● **Extracto del documento**
--

Nicolae Ceaucescu y su mujer, Elena, ambos casi analfabetos,
sienten igual desprecio por la cultura universal y el humanismo como por los
países vecinos y especialmente húngaros y rusos.
En 1965 llegan al poder absoluto. En 1968 tienen su momento
de gran terror cuando ven cómo el intento de Checoslovaquia de crear un
socialismo propio es aplastado por los vecinos y aliados. Allí está el punto de
inflexión en que el matrimonio emprende la carrera hacia su locura y
depravación y hacia la tragedia de todo este país balcánico.
En 1970, Ceaucescu viaja a China y vuelve ya con su
demencial idea de emular la Gran Revolución Cultural. Pronto acaba con los
cuadros educados y cosmopolitas que subsistían en la diplomacia y la cultura.
Su obsesión conspirativa se acentúa y con ella su megalomanía, fomentada por
una mujer cuya actuación aún será objeto de estudios históricos médicos.
El país comienza a partir de 1970 a cerrarse rápidamente a
las influencias extranjeras mientras Ceaucescu viaja por el mundo dejándose
celebrar como gran estadista. Occidente le aplaude como niño
terrible del Pacto de Varsovia y fuente de problemas de la Unión
Soviética. Para cuando el presidente norteamericano Richard Nixon visita
Bucarest y Ceaucescu viaja a Washington, el sistema rumano ha entrado ya de
lleno en la pesadilla que concluyó entre ríos de sangre el 22 de diciembre.
Ceaucescu comienza sus planes para eternizarse. El culto a su
personalidad adquiere tintes enfermizos, con loas al "Titán de los
titanes", a la "Luz excelsa de los Cárpatos", al "Alejandro
Magno del siglo XX". En su desprecio ignorante de toda la cultura del
pasado, ordena la destrucción del centro de Bucarest para construir el patético
palacio de la República y la avenida de la Victoria.

--

● **Información mostrada**
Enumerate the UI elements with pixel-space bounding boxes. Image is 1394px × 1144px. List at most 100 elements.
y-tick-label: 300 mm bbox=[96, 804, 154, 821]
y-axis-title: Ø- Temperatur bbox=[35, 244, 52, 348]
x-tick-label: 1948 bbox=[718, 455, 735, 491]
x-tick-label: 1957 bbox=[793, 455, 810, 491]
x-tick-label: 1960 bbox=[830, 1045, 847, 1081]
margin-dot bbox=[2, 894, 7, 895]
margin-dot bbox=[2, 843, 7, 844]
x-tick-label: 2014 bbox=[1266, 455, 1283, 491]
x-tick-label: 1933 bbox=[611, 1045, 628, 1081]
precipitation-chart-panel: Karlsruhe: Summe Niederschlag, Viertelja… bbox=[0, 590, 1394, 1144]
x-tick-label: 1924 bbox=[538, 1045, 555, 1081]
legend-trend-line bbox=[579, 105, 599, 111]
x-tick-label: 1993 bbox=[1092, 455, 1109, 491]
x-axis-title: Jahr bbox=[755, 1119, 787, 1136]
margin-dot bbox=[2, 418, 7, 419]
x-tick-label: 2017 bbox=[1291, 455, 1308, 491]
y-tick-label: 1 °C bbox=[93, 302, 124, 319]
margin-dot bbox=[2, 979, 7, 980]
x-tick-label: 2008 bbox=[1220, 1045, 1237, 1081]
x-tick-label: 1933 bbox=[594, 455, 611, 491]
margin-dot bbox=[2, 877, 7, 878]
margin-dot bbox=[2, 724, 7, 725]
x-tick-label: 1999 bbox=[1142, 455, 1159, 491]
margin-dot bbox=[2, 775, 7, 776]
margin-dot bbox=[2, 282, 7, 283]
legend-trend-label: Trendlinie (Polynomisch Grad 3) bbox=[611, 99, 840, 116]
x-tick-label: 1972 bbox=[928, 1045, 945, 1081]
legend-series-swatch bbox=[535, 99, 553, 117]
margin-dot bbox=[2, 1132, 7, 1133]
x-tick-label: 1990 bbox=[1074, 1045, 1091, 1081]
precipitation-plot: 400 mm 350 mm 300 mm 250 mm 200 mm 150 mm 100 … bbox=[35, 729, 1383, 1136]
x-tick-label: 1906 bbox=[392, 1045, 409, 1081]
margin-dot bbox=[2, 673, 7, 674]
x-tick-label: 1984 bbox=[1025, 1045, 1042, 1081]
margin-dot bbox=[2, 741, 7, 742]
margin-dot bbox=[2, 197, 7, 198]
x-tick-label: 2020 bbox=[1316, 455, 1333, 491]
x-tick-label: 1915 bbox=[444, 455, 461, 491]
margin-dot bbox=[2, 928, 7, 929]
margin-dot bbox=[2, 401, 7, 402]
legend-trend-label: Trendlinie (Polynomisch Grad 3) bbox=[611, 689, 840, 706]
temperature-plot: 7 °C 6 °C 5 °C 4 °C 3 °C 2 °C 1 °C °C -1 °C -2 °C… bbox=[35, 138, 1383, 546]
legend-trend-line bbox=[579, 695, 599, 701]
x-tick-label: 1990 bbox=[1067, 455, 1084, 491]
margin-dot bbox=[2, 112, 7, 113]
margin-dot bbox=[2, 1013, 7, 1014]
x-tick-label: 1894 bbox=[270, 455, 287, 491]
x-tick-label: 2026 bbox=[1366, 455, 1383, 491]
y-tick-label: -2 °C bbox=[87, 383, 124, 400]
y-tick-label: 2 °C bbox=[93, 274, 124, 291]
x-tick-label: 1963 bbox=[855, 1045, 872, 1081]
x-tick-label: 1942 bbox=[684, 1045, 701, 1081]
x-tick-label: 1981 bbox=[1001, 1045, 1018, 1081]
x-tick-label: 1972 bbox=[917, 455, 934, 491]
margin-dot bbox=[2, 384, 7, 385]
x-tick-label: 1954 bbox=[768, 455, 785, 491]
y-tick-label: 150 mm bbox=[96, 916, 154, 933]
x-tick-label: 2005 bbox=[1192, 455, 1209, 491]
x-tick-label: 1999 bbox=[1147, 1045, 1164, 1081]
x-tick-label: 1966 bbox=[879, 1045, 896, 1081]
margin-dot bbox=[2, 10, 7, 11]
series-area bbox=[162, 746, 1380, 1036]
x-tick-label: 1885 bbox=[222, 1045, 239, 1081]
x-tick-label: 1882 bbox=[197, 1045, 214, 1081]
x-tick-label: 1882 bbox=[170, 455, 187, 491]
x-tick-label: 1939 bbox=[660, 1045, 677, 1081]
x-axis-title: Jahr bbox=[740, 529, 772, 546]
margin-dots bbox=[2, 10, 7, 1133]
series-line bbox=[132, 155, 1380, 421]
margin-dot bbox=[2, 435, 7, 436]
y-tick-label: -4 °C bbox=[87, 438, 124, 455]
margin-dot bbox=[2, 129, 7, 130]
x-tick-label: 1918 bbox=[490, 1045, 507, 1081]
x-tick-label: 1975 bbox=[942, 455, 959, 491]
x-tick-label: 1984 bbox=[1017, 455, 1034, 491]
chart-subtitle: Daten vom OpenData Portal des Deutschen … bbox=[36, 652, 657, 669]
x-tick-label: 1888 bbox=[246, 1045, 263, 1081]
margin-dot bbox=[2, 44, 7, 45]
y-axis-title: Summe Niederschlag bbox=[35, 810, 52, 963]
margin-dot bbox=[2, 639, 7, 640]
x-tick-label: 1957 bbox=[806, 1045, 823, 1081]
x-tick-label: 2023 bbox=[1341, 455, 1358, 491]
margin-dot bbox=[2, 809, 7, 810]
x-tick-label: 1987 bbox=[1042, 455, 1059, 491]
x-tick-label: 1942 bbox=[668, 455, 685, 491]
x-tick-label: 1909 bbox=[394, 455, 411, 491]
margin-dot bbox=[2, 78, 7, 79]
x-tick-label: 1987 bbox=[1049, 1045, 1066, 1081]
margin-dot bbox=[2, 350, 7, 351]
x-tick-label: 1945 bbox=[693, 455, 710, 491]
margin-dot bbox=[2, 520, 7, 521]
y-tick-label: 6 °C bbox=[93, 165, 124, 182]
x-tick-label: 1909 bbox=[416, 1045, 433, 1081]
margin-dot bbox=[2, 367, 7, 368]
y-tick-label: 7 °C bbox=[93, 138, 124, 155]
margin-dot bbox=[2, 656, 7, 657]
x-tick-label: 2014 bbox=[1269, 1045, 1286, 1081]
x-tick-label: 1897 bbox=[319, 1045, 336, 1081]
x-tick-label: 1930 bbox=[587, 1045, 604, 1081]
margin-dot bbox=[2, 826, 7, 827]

--

● **Problemas para resolver**
[1] Explica en una a tres frases por qué, según el texto sobre Ceaucescu, Occidente lo aplaudía.
[2] Prosigue el texto sobre Ceaucescu a partir de su última frase.
El listado procede de una fuente distinta.

● **Conjunto de respuestas**
[1] Occidente lo aplaudía porque lo veía como el niño terrible del Pacto de Varsovia y como fuente de problemas para la Unión Soviética.

[2]
Fallos del pueblo
Ceaucescu sueña con un gran papel como intermediario entre
los mundos. Para ello considera necesario "recuperar la independencia que
le arrebató su política inicial de adquirir créditos para forzar una carrera
absurda y ruinosa hacia la industria pesada y petroquímica". El conducator lo
sabía todo y nunca se equivocaba. Luego los fallos debían proceder del pueblo.
El dictador inicia a principios de esta década el pago de la
deuda con la exportación de la producción de alimentos, ya que otros productos
del país no eran ya competitivos ni en el Tercer Mundo. Con la salida masiva de
los alimentos, llega el hambre.
Deja de emitirse música clásica, la cultura campesina y las
odas a Ceaucescu y coberturas de sus actos ocupan las dos horas escasas de
televisión diaria. La electricidad pasa a ser un lujo y se asigna una bombilla
por familia para uso no penalizado. La temperatura en las casas queda decretada
en 12 grados y en los ministerios los negociadores comienzan a celebrar las
reuniones con guantes y gorra puesta.
Un oscuro poder imponía a todos la vigilancia sobre los
demás. El trabajador que intentaba estudiar era inmediatamente sospechoso.
Quien mostraba interés por libros extranjeros era automáticamente subversivo,
quien intentaba oír música clásica era tachado de traidor.
Estos días se muestran los centros de escucha de la policía
política en las fábricas, hoteles y apartamentos. Orwell se hubiera vuelto loco
en la Rumanía de Ceaucescu.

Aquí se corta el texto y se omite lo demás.